═════ Data entries ═════

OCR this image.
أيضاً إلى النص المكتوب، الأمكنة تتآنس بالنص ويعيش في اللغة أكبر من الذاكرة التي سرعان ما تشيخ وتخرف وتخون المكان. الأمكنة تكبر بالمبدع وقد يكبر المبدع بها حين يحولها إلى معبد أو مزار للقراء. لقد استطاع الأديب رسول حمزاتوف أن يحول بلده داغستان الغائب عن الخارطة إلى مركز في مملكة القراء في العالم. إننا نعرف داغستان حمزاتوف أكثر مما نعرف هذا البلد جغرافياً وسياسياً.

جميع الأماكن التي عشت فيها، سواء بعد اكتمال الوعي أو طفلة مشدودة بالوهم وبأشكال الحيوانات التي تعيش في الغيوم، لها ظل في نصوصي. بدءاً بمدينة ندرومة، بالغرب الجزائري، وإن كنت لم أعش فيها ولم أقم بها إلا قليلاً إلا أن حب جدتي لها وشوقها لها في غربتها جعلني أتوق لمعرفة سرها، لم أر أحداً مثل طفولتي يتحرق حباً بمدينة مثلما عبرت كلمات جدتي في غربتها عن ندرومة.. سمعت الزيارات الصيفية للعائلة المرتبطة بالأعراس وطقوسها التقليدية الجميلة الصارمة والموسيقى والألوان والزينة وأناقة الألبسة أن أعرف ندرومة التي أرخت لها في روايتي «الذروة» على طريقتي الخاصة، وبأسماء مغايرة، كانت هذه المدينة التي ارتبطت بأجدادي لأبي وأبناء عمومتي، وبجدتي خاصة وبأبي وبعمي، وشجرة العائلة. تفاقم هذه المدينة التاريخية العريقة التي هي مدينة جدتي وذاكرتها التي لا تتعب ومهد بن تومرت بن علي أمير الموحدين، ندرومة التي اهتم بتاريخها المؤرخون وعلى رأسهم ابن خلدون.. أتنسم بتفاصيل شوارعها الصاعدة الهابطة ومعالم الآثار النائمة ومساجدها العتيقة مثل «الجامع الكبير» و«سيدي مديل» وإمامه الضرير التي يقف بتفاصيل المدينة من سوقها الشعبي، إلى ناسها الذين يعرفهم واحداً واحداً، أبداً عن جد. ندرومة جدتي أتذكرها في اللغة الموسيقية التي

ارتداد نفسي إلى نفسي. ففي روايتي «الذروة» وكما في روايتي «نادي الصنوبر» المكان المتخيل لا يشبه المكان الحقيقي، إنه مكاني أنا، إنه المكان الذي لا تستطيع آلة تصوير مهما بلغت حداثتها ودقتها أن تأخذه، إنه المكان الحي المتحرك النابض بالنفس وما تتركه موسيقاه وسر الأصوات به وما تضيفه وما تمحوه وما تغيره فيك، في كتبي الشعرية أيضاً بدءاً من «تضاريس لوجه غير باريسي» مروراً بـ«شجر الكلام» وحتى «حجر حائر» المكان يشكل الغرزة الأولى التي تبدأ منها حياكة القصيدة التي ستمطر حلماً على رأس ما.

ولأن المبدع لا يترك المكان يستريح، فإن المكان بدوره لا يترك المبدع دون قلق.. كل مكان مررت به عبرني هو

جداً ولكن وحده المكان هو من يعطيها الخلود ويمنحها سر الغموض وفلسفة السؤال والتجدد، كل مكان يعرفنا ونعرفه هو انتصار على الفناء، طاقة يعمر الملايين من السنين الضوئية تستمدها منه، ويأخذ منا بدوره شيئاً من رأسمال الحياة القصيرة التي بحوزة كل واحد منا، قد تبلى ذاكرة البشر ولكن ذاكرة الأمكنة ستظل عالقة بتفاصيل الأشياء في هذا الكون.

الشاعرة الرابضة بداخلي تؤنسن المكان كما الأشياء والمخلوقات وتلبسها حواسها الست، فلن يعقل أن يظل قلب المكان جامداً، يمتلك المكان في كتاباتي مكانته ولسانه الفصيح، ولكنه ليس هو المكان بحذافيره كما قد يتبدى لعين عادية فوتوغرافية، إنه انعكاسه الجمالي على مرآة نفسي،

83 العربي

═════

**Goal of the exercise**
Return every line of the material exactly.

**Completed exercise**
OCR this image.
أيضاً إلى النص المكتوب، الأمكنة تتآنس بالنص ويعيش في اللغة أكبر من الذاكرة التي سرعان ما تشيخ وتخرف وتخون المكان. الأمكنة تكبر بالمبدع وقد يكبر المبدع بها حين يحولها إلى معبد أو مزار للقراء. لقد استطاع الأديب رسول حمزاتوف أن يحول بلده داغستان الغائب عن الخارطة إلى مركز في مملكة القراء في العالم. إننا نعرف داغستان حمزاتوف أكثر مما نعرف هذا البلد جغرافياً وسياسياً.

جميع الأماكن التي عشت فيها، سواء بعد اكتمال الوعي أو طفلة مشدودة بالوهم وبأشكال الحيوانات التي تعيش في الغيوم، لها ظل في نصوصي. بدءاً بمدينة ندرومة، بالغرب الجزائري، وإن كنت لم أعش فيها ولم أقم بها إلا قليلاً إلا أن حب جدتي لها وشوقها لها في غربتها جعلني أتوق لمعرفة سرها، لم أر أحداً مثل طفولتي يتحرق حباً بمدينة مثلما عبرت كلمات جدتي في غربتها عن ندرومة.. سمعت الزيارات الصيفية للعائلة المرتبطة بالأعراس وطقوسها التقليدية الجميلة الصارمة والموسيقى والألوان والزينة وأناقة الألبسة أن أعرف ندرومة التي أرخت لها في روايتي «الذروة» على طريقتي الخاصة، وبأسماء مغايرة، كانت هذه المدينة التي ارتبطت بأجدادي لأبي وأبناء عمومتي، وبجدتي خاصة وبأبي وبعمي، وشجرة العائلة. تفاقم هذه المدينة التاريخية العريقة التي هي مدينة جدتي وذاكرتها التي لا تتعب ومهد بن تومرت بن علي أمير الموحدين، ندرومة التي اهتم بتاريخها المؤرخون وعلى رأسهم ابن خلدون.. أتنسم بتفاصيل شوارعها الصاعدة الهابطة ومعالم الآثار النائمة ومساجدها العتيقة مثل «الجامع الكبير» و«سيدي مديل» وإمامه الضرير التي يقف بتفاصيل المدينة من سوقها الشعبي، إلى ناسها الذين يعرفهم واحداً واحداً، أبداً عن جد. ندرومة جدتي أتذكرها في اللغة الموسيقية التي

ارتداد نفسي إلى نفسي. ففي روايتي «الذروة» وكما في روايتي «نادي الصنوبر» المكان المتخيل لا يشبه المكان الحقيقي، إنه مكاني أنا، إنه المكان الذي لا تستطيع آلة تصوير مهما بلغت حداثتها ودقتها أن تأخذه، إنه المكان الحي المتحرك النابض بالنفس وما تتركه موسيقاه وسر الأصوات به وما تضيفه وما تمحوه وما تغيره فيك، في كتبي الشعرية أيضاً بدءاً من «تضاريس لوجه غير باريسي» مروراً بـ«شجر الكلام» وحتى «حجر حائر» المكان يشكل الغرزة الأولى التي تبدأ منها حياكة القصيدة التي ستمطر حلماً على رأس ما.

ولأن المبدع لا يترك المكان يستريح، فإن المكان بدوره لا يترك المبدع دون قلق.. كل مكان مررت به عبرني هو

جداً ولكن وحده المكان هو من يعطيها الخلود ويمنحها سر الغموض وفلسفة السؤال والتجدد، كل مكان يعرفنا ونعرفه هو انتصار على الفناء، طاقة يعمر الملايين من السنين الضوئية تستمدها منه، ويأخذ منا بدوره شيئاً من رأسمال الحياة القصيرة التي بحوزة كل واحد منا، قد تبلى ذاكرة البشر ولكن ذاكرة الأمكنة ستظل عالقة بتفاصيل الأشياء في هذا الكون.

الشاعرة الرابضة بداخلي تؤنسن المكان كما الأشياء والمخلوقات وتلبسها حواسها الست، فلن يعقل أن يظل قلب المكان جامداً، يمتلك المكان في كتاباتي مكانته ولسانه الفصيح، ولكنه ليس هو المكان بحذافيره كما قد يتبدى لعين عادية فوتوغرافية، إنه انعكاسه الجمالي على مرآة نفسي،

83 العربي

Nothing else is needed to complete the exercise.